Collected data
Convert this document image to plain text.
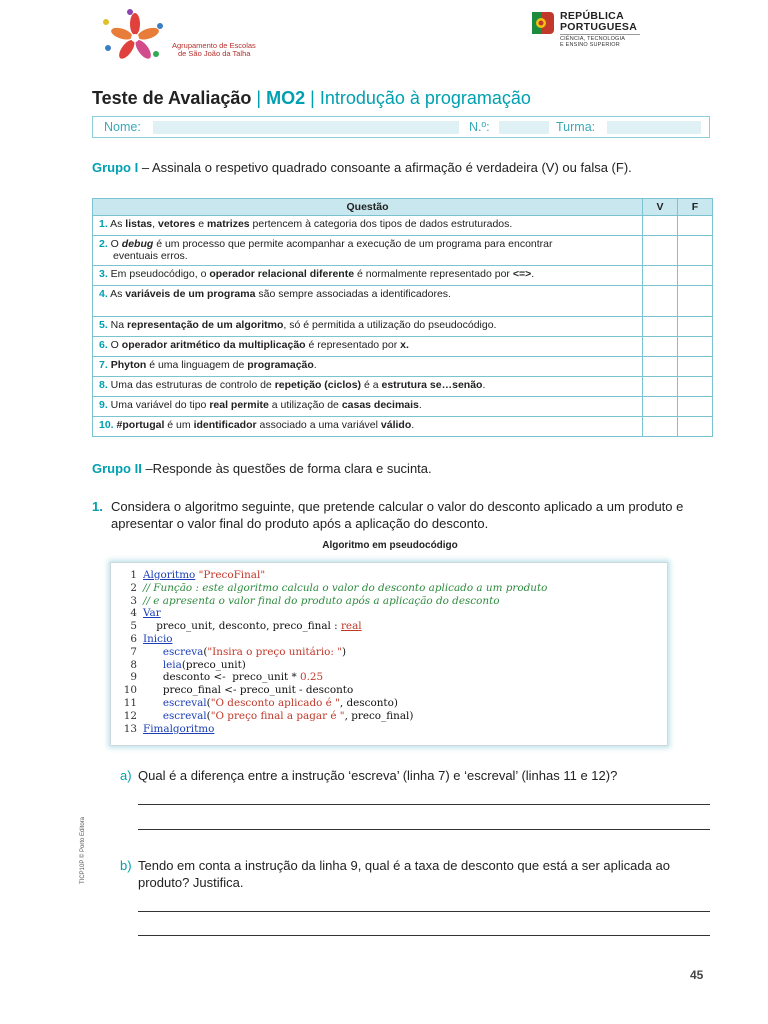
Agrupamento de Escolas
de São João da Talha
REPÚBLICA
PORTUGUESA
CIÊNCIA, TECNOLOGIA
E ENSINO SUPERIOR
Teste de Avaliação | MO2 | Introdução à programação
Nome:	N.º:	Turma:
Grupo I – Assinala o respetivo quadrado consoante a afirmação é verdadeira (V) ou falsa (F).
Questão	V	F
1. As listas, vetores e matrizes pertencem à categoria dos tipos de dados estruturados.		
2. O debug é um processo que permite acompanhar a execução de um programa para encontrar
eventuais erros.		
3. Em pseudocódigo, o operador relacional diferente é normalmente representado por <=>.		
4. As variáveis de um programa são sempre associadas a identificadores.		
5. Na representação de um algoritmo, só é permitida a utilização do pseudocódigo.		
6. O operador aritmético da multiplicação é representado por x.		
7. Phyton é uma linguagem de programação.		
8. Uma das estruturas de controlo de repetição (ciclos) é a estrutura se…senão.		
9. Uma variável do tipo real permite a utilização de casas decimais.		
10. #portugal é um identificador associado a uma variável válido.		
Grupo II –Responde às questões de forma clara e sucinta.
1. Considera o algoritmo seguinte, que pretende calcular o valor do desconto aplicado a um produto e apresentar o valor final do produto após a aplicação do desconto.
Algoritmo em pseudocódigo
1 Algoritmo "PrecoFinal"
2 // Função : este algoritmo calcula o valor do desconto aplicado a um produto
3 // e apresenta o valor final do produto após a aplicação do desconto
4 Var
5 preco_unit, desconto, preco_final : real
6 Inicio
7 escreva("Insira o preço unitário: ")
8 leia(preco_unit)
9 desconto <-  preco_unit * 0.25
10 preco_final <- preco_unit - desconto
11 escreval("O desconto aplicado é ", desconto)
12 escreval("O preço final a pagar é ", preco_final)
13 Fimalgoritmo
a) Qual é a diferença entre a instrução ‘escreva’ (linha 7) e ‘escreval’ (linhas 11 e 12)?
b) Tendo em conta a instrução da linha 9, qual é a taxa de desconto que está a ser aplicada ao produto? Justifica.
TICP10P © Porto Editora
45
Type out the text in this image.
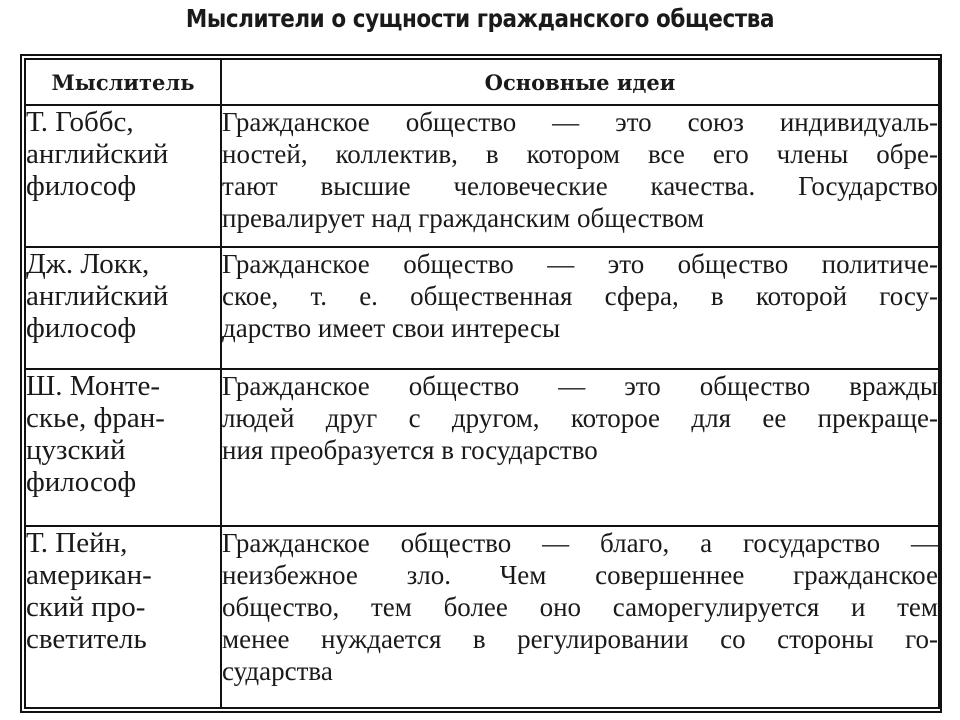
Мыслители о сущности гражданского общества
Мыслитель	Основные идеи

Т. Гоббс,
английский
философ	Гражданское общество — это союз индивидуаль-
ностей, коллектив, в котором все его члены обре-
тают высшие человеческие качества. Государство
превалирует над гражданским обществом

Дж. Локк,
английский
философ	Гражданское общество — это общество политиче-
ское, т. е. общественная сфера, в которой госу-
дарство имеет свои интересы

Ш. Монте-
скье, фран-
цузский
философ	Гражданское общество — это общество вражды
людей друг с другом, которое для ее прекраще-
ния преобразуется в государство

Т. Пейн,
американ-
ский про-
светитель	Гражданское общество — благо, а государство —
неизбежное зло. Чем совершеннее гражданское
общество, тем более оно саморегулируется и тем
менее нуждается в регулировании со стороны го-
сударства
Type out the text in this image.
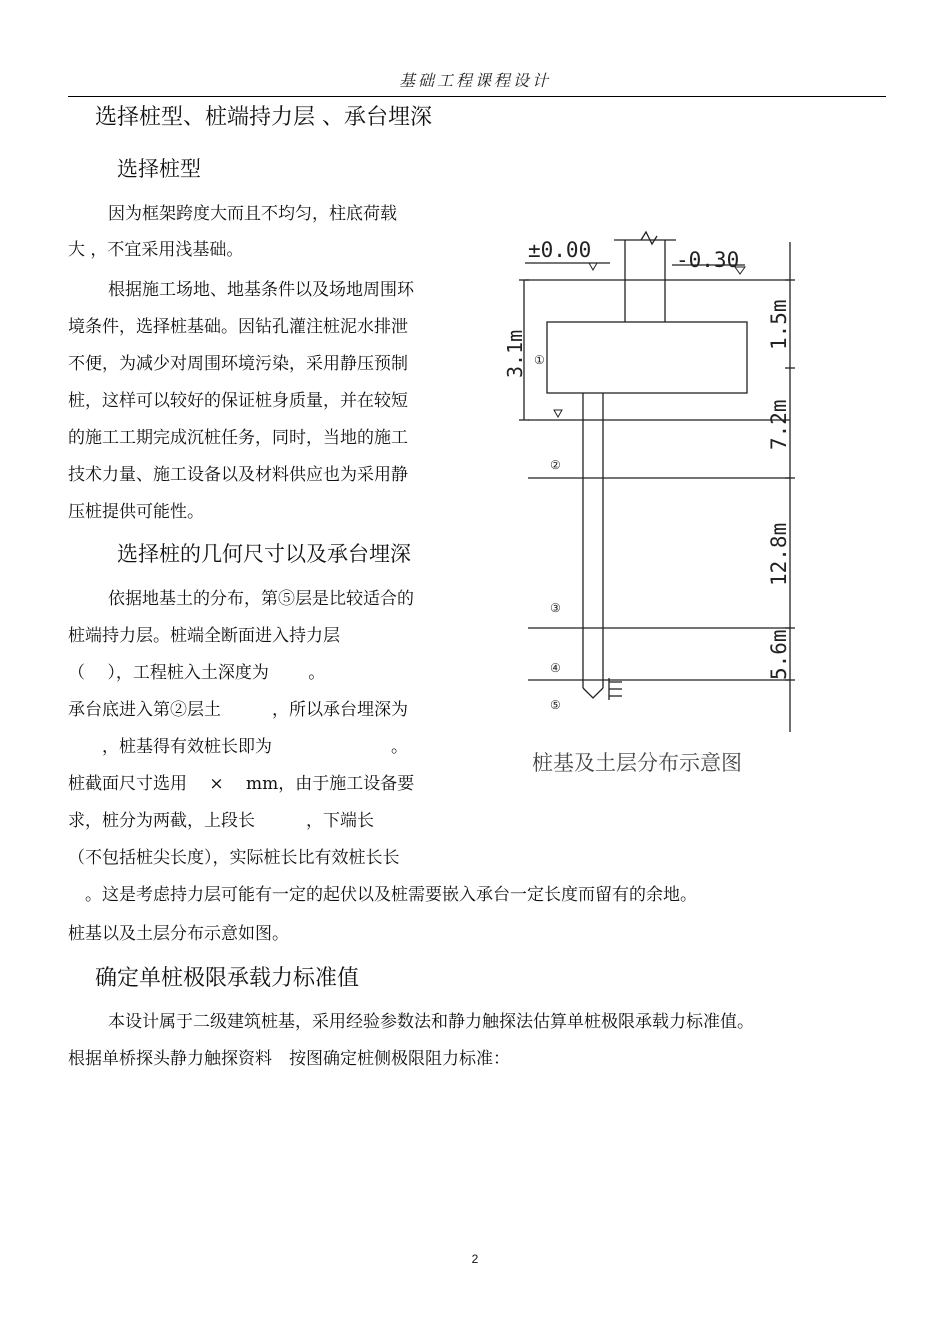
基础工程课程设计
选择桩型、桩端持力层 、承台埋深
选择桩型
因为框架跨度大而且不均匀，柱底荷载
大 ，不宜采用浅基础。
根据施工场地、地基条件以及场地周围环
境条件，选择桩基础。因钻孔灌注桩泥水排泄
不便，为减少对周围环境污染，采用静压预制
桩，这样可以较好的保证桩身质量，并在较短
的施工工期完成沉桩任务，同时，当地的施工
技术力量、施工设备以及材料供应也为采用静
压桩提供可能性。
选择桩的几何尺寸以及承台埋深
依据地基土的分布，第⑤层是比较适合的
桩端持力层。桩端全断面进入持力层
（　 ），工程桩入土深度为　　 。
承台底进入第②层土　　　，所以承台埋深为
　　，桩基得有效桩长即为　　　　　　　。
桩截面尺寸选用　 ×　 mm，由于施工设备要
求，桩分为两截，上段长　　　，下端长
（不包括桩尖长度），实际桩长比有效桩长长
　。这是考虑持力层可能有一定的起伏以及桩需要嵌入承台一定长度而留有的余地。
桩基以及土层分布示意如图。
确定单桩极限承载力标准值
本设计属于二级建筑桩基，采用经验参数法和静力触探法估算单桩极限承载力标准值。
根据单桥探头静力触探资料　按图确定桩侧极限阻力标准：
±0.00	-0.30
3.1m
1.5m
7.2m
12.8m
5.6m
①
②
③
④
⑤
桩基及土层分布示意图
2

# [Task statement]
Write every entry out again exactly, dropping the pictures.

# [Answer to the task]
Convert this document image to plain text.
Agrupamento de Escolas
de São João da Talha
REPÚBLICA
PORTUGUESA
CIÊNCIA, TECNOLOGIA
E ENSINO SUPERIOR
Teste de Avaliação | MO2 | Introdução à programação
Nome:	N.º:	Turma:
Grupo I – Assinala o respetivo quadrado consoante a afirmação é verdadeira (V) ou falsa (F).
Questão	V	F
1. As listas, vetores e matrizes pertencem à categoria dos tipos de dados estruturados.		
2. O debug é um processo que permite acompanhar a execução de um programa para encontrar
eventuais erros.		
3. Em pseudocódigo, o operador relacional diferente é normalmente representado por <=>.		
4. As variáveis de um programa são sempre associadas a identificadores.		
5. Na representação de um algoritmo, só é permitida a utilização do pseudocódigo.		
6. O operador aritmético da multiplicação é representado por x.		
7. Phyton é uma linguagem de programação.		
8. Uma das estruturas de controlo de repetição (ciclos) é a estrutura se…senão.		
9. Uma variável do tipo real permite a utilização de casas decimais.		
10. #portugal é um identificador associado a uma variável válido.		
Grupo II –Responde às questões de forma clara e sucinta.
1. Considera o algoritmo seguinte, que pretende calcular o valor do desconto aplicado a um produto e apresentar o valor final do produto após a aplicação do desconto.
Algoritmo em pseudocódigo
1 Algoritmo "PrecoFinal"
2 // Função : este algoritmo calcula o valor do desconto aplicado a um produto
3 // e apresenta o valor final do produto após a aplicação do desconto
4 Var
5 preco_unit, desconto, preco_final : real
6 Inicio
7 escreva("Insira o preço unitário: ")
8 leia(preco_unit)
9 desconto <-  preco_unit * 0.25
10 preco_final <- preco_unit - desconto
11 escreval("O desconto aplicado é ", desconto)
12 escreval("O preço final a pagar é ", preco_final)
13 Fimalgoritmo
a) Qual é a diferença entre a instrução ‘escreva’ (linha 7) e ‘escreval’ (linhas 11 e 12)?
b) Tendo em conta a instrução da linha 9, qual é a taxa de desconto que está a ser aplicada ao produto? Justifica.
TICP10P © Porto Editora
45
Type out the text in this image.
Мыслители о сущности гражданского общества
Мыслитель	Основные идеи

Т. Гоббс,
английский
философ	Гражданское общество — это союз индивидуаль-
ностей, коллектив, в котором все его члены обре-
тают высшие человеческие качества. Государство
превалирует над гражданским обществом

Дж. Локк,
английский
философ	Гражданское общество — это общество политиче-
ское, т. е. общественная сфера, в которой госу-
дарство имеет свои интересы

Ш. Монте-
скье, фран-
цузский
философ	Гражданское общество — это общество вражды
людей друг с другом, которое для ее прекраще-
ния преобразуется в государство

Т. Пейн,
американ-
ский про-
светитель	Гражданское общество — благо, а государство —
неизбежное зло. Чем совершеннее гражданское
общество, тем более оно саморегулируется и тем
менее нуждается в регулировании со стороны го-
сударства
Type out the text in this image.
基础工程课程设计
选择桩型、桩端持力层 、承台埋深
选择桩型
因为框架跨度大而且不均匀，柱底荷载
大 ，不宜采用浅基础。
根据施工场地、地基条件以及场地周围环
境条件，选择桩基础。因钻孔灌注桩泥水排泄
不便，为减少对周围环境污染，采用静压预制
桩，这样可以较好的保证桩身质量，并在较短
的施工工期完成沉桩任务，同时，当地的施工
技术力量、施工设备以及材料供应也为采用静
压桩提供可能性。
选择桩的几何尺寸以及承台埋深
依据地基土的分布，第⑤层是比较适合的
桩端持力层。桩端全断面进入持力层
（　 ），工程桩入土深度为　　 。
承台底进入第②层土　　　，所以承台埋深为
　　，桩基得有效桩长即为　　　　　　　。
桩截面尺寸选用　 ×　 mm，由于施工设备要
求，桩分为两截，上段长　　　，下端长
（不包括桩尖长度），实际桩长比有效桩长长
　。这是考虑持力层可能有一定的起伏以及桩需要嵌入承台一定长度而留有的余地。
桩基以及土层分布示意如图。
确定单桩极限承载力标准值
本设计属于二级建筑桩基，采用经验参数法和静力触探法估算单桩极限承载力标准值。
根据单桥探头静力触探资料　按图确定桩侧极限阻力标准：
±0.00	-0.30
3.1m
1.5m
7.2m
12.8m
5.6m
①
②
③
④
⑤
桩基及土层分布示意图
2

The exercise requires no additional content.